A line counts if it contains the word "this" at least once. State how many such lines the records contain, giving the number alone.

——

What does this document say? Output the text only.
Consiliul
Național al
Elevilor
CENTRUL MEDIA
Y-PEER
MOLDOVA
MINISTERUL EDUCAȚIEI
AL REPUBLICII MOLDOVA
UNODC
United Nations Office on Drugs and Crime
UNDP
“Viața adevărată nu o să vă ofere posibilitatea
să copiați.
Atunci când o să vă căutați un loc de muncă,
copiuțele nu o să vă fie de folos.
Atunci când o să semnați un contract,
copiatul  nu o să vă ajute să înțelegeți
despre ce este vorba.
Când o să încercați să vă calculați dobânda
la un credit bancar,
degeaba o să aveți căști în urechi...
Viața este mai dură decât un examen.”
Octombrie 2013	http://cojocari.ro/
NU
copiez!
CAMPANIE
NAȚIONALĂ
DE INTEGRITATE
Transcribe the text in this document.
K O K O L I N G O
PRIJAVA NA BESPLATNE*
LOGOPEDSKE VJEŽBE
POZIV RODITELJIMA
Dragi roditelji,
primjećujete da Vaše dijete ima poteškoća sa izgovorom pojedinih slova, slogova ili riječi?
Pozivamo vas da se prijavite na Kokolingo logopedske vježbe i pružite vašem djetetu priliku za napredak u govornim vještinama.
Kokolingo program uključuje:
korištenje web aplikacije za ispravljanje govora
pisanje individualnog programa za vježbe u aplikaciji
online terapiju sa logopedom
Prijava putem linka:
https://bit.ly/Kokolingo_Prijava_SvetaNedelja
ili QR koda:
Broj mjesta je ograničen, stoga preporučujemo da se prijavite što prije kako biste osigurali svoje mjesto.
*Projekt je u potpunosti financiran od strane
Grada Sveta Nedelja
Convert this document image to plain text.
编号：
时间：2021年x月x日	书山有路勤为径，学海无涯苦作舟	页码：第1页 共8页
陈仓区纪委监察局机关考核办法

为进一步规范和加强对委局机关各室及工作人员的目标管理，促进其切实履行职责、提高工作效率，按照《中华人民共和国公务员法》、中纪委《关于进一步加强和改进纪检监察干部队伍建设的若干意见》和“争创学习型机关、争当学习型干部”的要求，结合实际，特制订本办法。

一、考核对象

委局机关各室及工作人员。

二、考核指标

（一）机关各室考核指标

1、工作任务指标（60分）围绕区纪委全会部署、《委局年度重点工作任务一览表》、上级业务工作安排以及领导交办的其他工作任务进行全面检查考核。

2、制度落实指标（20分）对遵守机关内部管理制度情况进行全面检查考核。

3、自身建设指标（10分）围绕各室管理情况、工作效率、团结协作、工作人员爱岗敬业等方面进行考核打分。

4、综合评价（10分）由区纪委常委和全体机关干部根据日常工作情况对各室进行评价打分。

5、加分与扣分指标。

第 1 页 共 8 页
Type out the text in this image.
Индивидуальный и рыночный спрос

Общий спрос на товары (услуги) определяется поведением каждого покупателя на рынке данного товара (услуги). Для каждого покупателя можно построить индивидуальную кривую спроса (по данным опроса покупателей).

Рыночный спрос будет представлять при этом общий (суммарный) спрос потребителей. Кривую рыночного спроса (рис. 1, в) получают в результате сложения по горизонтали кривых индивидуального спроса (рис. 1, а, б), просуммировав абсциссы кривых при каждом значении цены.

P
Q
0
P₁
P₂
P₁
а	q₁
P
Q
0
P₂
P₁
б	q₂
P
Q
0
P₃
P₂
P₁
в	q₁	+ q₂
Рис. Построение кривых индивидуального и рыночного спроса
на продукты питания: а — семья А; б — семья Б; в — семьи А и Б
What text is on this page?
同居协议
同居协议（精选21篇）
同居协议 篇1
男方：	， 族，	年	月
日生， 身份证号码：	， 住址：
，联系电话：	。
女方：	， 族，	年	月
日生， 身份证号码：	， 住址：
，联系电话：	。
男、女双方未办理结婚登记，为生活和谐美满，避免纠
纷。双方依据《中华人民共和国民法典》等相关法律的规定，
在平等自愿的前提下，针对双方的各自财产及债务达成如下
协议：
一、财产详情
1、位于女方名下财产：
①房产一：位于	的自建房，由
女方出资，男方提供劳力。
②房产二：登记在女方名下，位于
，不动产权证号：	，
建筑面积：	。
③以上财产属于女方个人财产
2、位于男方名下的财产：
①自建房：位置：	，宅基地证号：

——

→ Correct answer: 5